● **STATED EXERCISE**: Copy out every line containing the word "values".

● **EXTRACTED DATA**:
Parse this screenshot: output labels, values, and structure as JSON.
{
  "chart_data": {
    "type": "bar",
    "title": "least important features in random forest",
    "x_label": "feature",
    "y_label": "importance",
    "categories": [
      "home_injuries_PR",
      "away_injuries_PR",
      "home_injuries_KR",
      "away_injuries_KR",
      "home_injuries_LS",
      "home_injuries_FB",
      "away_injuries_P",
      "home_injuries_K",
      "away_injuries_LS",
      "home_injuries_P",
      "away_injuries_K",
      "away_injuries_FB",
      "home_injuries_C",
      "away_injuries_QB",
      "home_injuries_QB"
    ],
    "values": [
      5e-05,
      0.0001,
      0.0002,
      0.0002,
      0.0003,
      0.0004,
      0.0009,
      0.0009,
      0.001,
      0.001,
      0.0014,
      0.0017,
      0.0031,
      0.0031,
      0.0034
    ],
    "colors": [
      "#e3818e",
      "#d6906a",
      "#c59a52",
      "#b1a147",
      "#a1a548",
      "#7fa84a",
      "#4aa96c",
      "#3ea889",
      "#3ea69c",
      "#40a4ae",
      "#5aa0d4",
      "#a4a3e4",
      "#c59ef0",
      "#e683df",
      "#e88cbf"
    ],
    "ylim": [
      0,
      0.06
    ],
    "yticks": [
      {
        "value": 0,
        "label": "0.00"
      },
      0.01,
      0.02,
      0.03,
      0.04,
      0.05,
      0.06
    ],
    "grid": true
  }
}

● **WRITTEN RESPONSE**:
Parse this screenshot: output labels, values, and structure as JSON.
    "values": [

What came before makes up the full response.